Lines of data >>
■ ■ ■
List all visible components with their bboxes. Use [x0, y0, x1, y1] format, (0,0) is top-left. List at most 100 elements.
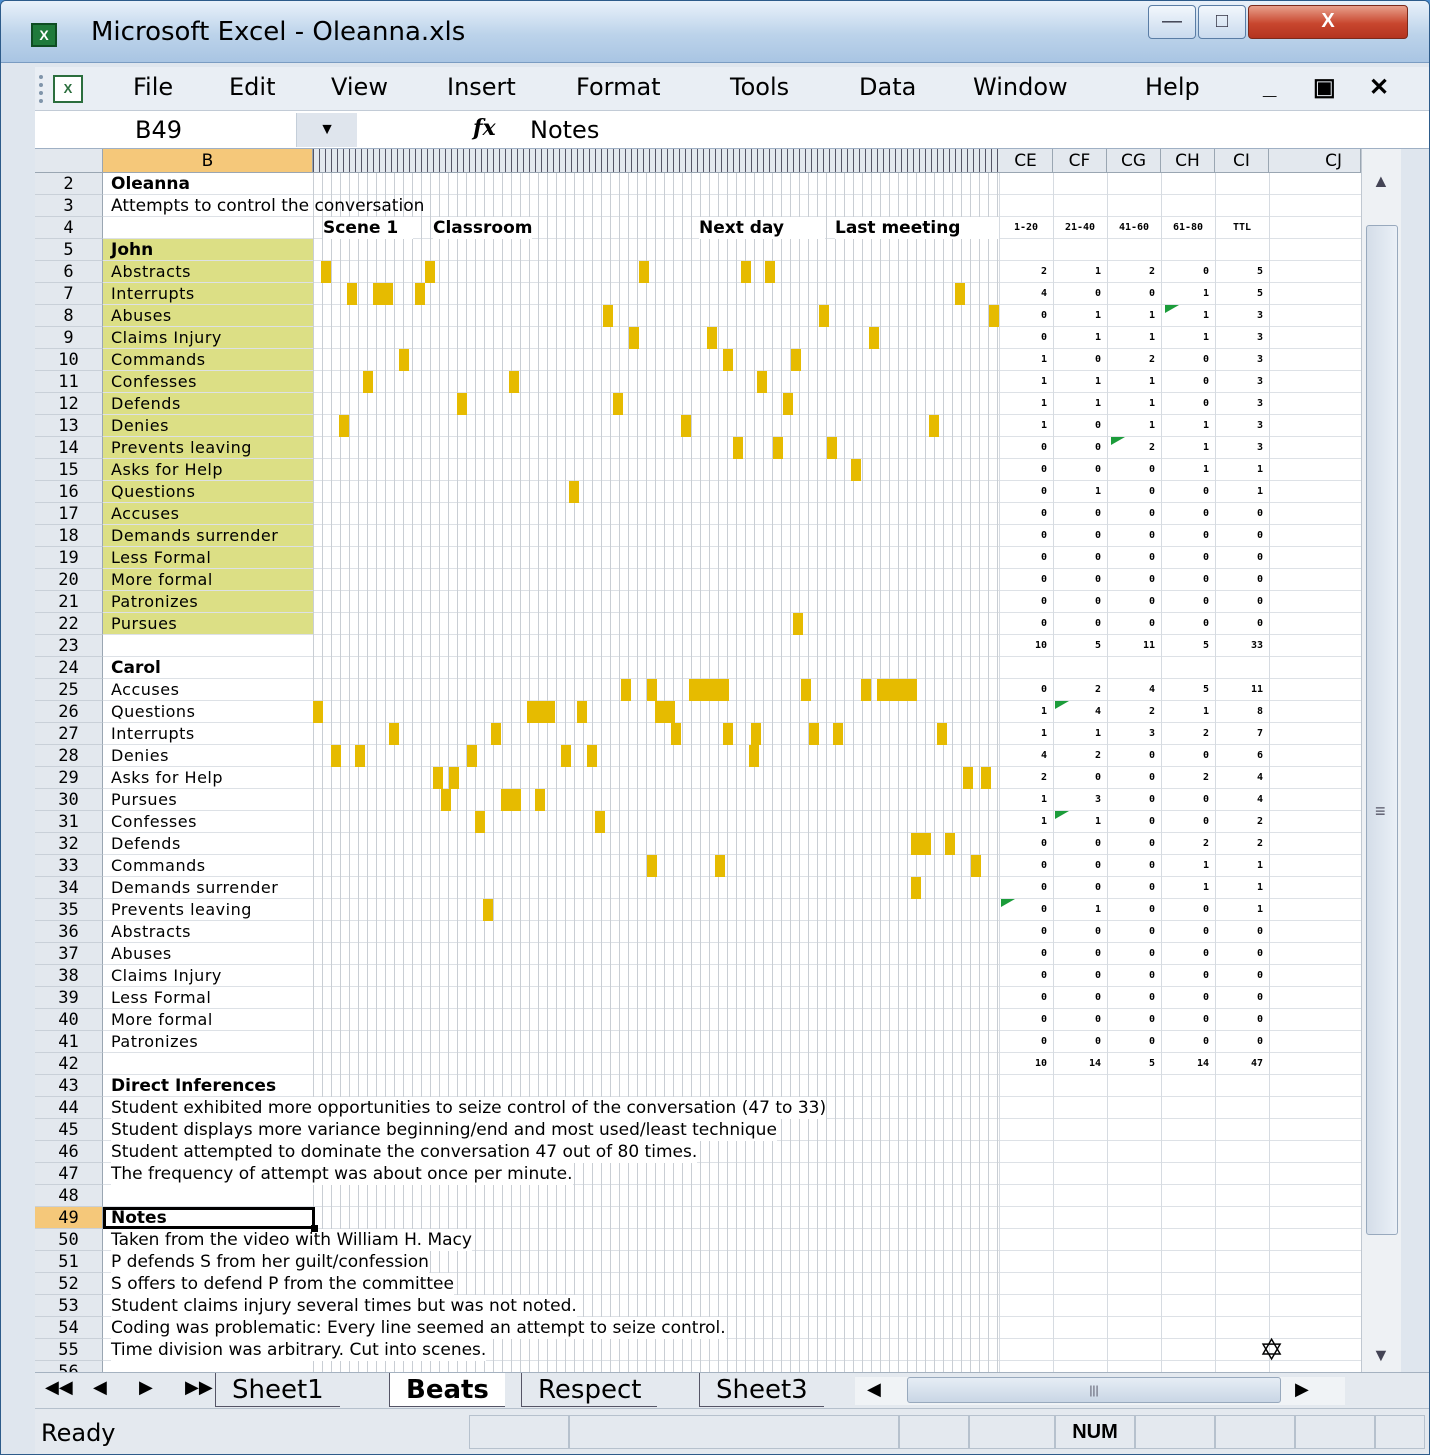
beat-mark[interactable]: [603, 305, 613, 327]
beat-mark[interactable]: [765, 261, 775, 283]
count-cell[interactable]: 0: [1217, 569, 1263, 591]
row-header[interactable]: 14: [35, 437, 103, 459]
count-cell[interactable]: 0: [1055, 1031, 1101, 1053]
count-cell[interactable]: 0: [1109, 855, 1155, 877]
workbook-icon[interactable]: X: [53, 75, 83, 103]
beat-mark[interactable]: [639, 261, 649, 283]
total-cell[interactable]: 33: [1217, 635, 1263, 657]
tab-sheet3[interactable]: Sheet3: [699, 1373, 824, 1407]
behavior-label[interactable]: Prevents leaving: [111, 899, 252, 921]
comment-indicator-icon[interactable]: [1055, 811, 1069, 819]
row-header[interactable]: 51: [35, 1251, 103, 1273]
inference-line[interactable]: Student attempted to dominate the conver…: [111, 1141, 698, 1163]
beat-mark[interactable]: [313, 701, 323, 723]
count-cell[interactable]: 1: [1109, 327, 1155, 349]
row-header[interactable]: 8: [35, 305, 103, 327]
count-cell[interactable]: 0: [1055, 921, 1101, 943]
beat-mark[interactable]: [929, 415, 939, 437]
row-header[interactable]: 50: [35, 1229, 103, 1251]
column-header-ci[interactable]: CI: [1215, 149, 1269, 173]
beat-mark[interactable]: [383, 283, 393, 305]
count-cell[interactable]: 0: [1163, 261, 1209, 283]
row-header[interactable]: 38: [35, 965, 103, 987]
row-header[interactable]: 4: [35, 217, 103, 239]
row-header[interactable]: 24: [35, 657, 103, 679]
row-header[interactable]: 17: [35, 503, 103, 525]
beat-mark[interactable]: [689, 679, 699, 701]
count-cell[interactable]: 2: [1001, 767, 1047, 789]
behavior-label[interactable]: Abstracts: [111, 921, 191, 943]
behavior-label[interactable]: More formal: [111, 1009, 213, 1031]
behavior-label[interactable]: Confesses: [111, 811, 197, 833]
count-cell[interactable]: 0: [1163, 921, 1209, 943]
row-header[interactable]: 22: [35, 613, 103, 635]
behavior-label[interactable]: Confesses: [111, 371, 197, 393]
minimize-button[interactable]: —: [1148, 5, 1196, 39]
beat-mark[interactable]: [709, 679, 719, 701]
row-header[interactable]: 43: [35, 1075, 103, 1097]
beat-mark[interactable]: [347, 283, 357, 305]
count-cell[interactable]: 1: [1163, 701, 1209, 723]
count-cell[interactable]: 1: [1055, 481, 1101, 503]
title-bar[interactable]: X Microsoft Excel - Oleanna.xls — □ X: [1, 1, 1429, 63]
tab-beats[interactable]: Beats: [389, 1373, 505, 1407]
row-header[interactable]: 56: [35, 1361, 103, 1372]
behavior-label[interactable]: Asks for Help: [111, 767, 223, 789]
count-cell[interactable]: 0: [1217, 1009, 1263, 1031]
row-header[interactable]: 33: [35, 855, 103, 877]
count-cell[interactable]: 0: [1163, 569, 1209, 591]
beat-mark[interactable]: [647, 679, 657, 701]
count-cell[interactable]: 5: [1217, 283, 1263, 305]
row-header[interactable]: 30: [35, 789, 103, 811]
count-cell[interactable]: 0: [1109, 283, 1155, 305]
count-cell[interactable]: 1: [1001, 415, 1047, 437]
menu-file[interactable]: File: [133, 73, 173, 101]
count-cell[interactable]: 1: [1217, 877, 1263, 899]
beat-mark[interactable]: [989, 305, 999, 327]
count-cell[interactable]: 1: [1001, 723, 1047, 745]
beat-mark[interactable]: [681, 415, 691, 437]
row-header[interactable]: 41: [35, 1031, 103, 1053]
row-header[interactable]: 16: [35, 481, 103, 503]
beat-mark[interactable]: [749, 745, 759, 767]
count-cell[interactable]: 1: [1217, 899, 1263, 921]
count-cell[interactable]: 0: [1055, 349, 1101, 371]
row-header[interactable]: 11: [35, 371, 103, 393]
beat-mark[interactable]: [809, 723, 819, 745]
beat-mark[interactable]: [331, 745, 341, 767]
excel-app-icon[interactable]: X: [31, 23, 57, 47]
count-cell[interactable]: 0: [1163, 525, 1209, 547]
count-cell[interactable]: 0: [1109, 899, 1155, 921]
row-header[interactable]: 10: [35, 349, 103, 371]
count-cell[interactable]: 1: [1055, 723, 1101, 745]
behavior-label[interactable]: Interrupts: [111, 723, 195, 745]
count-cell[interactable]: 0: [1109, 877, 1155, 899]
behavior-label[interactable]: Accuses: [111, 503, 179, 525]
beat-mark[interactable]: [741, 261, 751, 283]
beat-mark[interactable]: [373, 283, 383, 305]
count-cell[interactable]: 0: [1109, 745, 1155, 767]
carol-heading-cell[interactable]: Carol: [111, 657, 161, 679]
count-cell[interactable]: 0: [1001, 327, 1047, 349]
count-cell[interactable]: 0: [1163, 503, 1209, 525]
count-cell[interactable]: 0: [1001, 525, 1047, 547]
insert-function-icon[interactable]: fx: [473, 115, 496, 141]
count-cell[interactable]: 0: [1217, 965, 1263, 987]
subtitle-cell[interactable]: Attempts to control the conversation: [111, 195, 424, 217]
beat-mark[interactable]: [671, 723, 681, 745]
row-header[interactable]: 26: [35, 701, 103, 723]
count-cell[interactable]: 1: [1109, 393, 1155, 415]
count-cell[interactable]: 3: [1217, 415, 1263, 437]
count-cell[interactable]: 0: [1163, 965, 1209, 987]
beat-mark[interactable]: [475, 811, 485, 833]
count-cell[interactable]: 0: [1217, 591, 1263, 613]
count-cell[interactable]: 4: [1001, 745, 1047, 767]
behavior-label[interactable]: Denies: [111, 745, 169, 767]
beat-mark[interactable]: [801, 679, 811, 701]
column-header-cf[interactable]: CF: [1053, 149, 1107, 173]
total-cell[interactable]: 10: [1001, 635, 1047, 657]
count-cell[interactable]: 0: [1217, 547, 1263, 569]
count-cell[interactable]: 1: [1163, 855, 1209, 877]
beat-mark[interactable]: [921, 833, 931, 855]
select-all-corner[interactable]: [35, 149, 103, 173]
■ ■ ■
Task to carry out >> Duplicate every line of data above, character for character, leaving out the pictures.

Task answer >>
List all visible components with their bboxes. Use [x0, y0, x1, y1] format, (0,0) is top-left. List at most 100 elements.
beat-mark[interactable]: [603, 305, 613, 327]
beat-mark[interactable]: [765, 261, 775, 283]
count-cell[interactable]: 0: [1217, 569, 1263, 591]
row-header[interactable]: 14: [35, 437, 103, 459]
count-cell[interactable]: 0: [1055, 1031, 1101, 1053]
count-cell[interactable]: 0: [1109, 855, 1155, 877]
workbook-icon[interactable]: X: [53, 75, 83, 103]
beat-mark[interactable]: [639, 261, 649, 283]
total-cell[interactable]: 33: [1217, 635, 1263, 657]
tab-sheet3[interactable]: Sheet3: [699, 1373, 824, 1407]
behavior-label[interactable]: Prevents leaving: [111, 899, 252, 921]
comment-indicator-icon[interactable]: [1055, 811, 1069, 819]
row-header[interactable]: 51: [35, 1251, 103, 1273]
inference-line[interactable]: Student attempted to dominate the conver…: [111, 1141, 698, 1163]
beat-mark[interactable]: [313, 701, 323, 723]
count-cell[interactable]: 1: [1109, 327, 1155, 349]
row-header[interactable]: 8: [35, 305, 103, 327]
count-cell[interactable]: 0: [1055, 921, 1101, 943]
beat-mark[interactable]: [929, 415, 939, 437]
row-header[interactable]: 50: [35, 1229, 103, 1251]
column-header-ci[interactable]: CI: [1215, 149, 1269, 173]
beat-mark[interactable]: [383, 283, 393, 305]
count-cell[interactable]: 0: [1163, 261, 1209, 283]
row-header[interactable]: 38: [35, 965, 103, 987]
row-header[interactable]: 4: [35, 217, 103, 239]
row-header[interactable]: 24: [35, 657, 103, 679]
row-header[interactable]: 17: [35, 503, 103, 525]
beat-mark[interactable]: [689, 679, 699, 701]
count-cell[interactable]: 2: [1001, 767, 1047, 789]
behavior-label[interactable]: Abstracts: [111, 921, 191, 943]
behavior-label[interactable]: More formal: [111, 1009, 213, 1031]
behavior-label[interactable]: Confesses: [111, 811, 197, 833]
count-cell[interactable]: 0: [1163, 921, 1209, 943]
row-header[interactable]: 22: [35, 613, 103, 635]
behavior-label[interactable]: Confesses: [111, 371, 197, 393]
minimize-button[interactable]: —: [1148, 5, 1196, 39]
beat-mark[interactable]: [709, 679, 719, 701]
row-header[interactable]: 43: [35, 1075, 103, 1097]
beat-mark[interactable]: [347, 283, 357, 305]
count-cell[interactable]: 1: [1163, 701, 1209, 723]
count-cell[interactable]: 1: [1055, 481, 1101, 503]
title-bar[interactable]: X Microsoft Excel - Oleanna.xls — □ X: [1, 1, 1429, 63]
tab-beats[interactable]: Beats: [389, 1373, 505, 1407]
row-header[interactable]: 56: [35, 1361, 103, 1372]
behavior-label[interactable]: Asks for Help: [111, 767, 223, 789]
count-cell[interactable]: 0: [1217, 1009, 1263, 1031]
row-header[interactable]: 33: [35, 855, 103, 877]
count-cell[interactable]: 0: [1163, 569, 1209, 591]
beat-mark[interactable]: [647, 679, 657, 701]
count-cell[interactable]: 5: [1217, 283, 1263, 305]
row-header[interactable]: 30: [35, 789, 103, 811]
count-cell[interactable]: 0: [1109, 283, 1155, 305]
count-cell[interactable]: 1: [1001, 415, 1047, 437]
menu-file[interactable]: File: [133, 73, 173, 101]
count-cell[interactable]: 1: [1217, 877, 1263, 899]
beat-mark[interactable]: [989, 305, 999, 327]
count-cell[interactable]: 1: [1001, 723, 1047, 745]
beat-mark[interactable]: [681, 415, 691, 437]
row-header[interactable]: 41: [35, 1031, 103, 1053]
row-header[interactable]: 16: [35, 481, 103, 503]
beat-mark[interactable]: [749, 745, 759, 767]
count-cell[interactable]: 1: [1217, 899, 1263, 921]
count-cell[interactable]: 0: [1055, 349, 1101, 371]
row-header[interactable]: 11: [35, 371, 103, 393]
beat-mark[interactable]: [809, 723, 819, 745]
beat-mark[interactable]: [331, 745, 341, 767]
excel-app-icon[interactable]: X: [31, 23, 57, 47]
count-cell[interactable]: 0: [1163, 525, 1209, 547]
count-cell[interactable]: 0: [1109, 899, 1155, 921]
row-header[interactable]: 10: [35, 349, 103, 371]
count-cell[interactable]: 1: [1055, 723, 1101, 745]
behavior-label[interactable]: Interrupts: [111, 723, 195, 745]
count-cell[interactable]: 0: [1109, 877, 1155, 899]
behavior-label[interactable]: Accuses: [111, 503, 179, 525]
beat-mark[interactable]: [741, 261, 751, 283]
beat-mark[interactable]: [373, 283, 383, 305]
count-cell[interactable]: 0: [1109, 745, 1155, 767]
carol-heading-cell[interactable]: Carol: [111, 657, 161, 679]
count-cell[interactable]: 0: [1001, 327, 1047, 349]
count-cell[interactable]: 0: [1163, 503, 1209, 525]
count-cell[interactable]: 0: [1001, 525, 1047, 547]
insert-function-icon[interactable]: fx: [473, 115, 496, 141]
count-cell[interactable]: 0: [1217, 965, 1263, 987]
subtitle-cell[interactable]: Attempts to control the conversation: [111, 195, 424, 217]
beat-mark[interactable]: [671, 723, 681, 745]
row-header[interactable]: 26: [35, 701, 103, 723]
count-cell[interactable]: 1: [1109, 393, 1155, 415]
count-cell[interactable]: 3: [1217, 415, 1263, 437]
count-cell[interactable]: 0: [1163, 965, 1209, 987]
beat-mark[interactable]: [475, 811, 485, 833]
count-cell[interactable]: 0: [1217, 591, 1263, 613]
count-cell[interactable]: 4: [1001, 745, 1047, 767]
behavior-label[interactable]: Denies: [111, 745, 169, 767]
beat-mark[interactable]: [801, 679, 811, 701]
column-header-cf[interactable]: CF: [1053, 149, 1107, 173]
total-cell[interactable]: 10: [1001, 635, 1047, 657]
count-cell[interactable]: 0: [1217, 547, 1263, 569]
count-cell[interactable]: 1: [1163, 855, 1209, 877]
beat-mark[interactable]: [921, 833, 931, 855]
select-all-corner[interactable]: [35, 149, 103, 173]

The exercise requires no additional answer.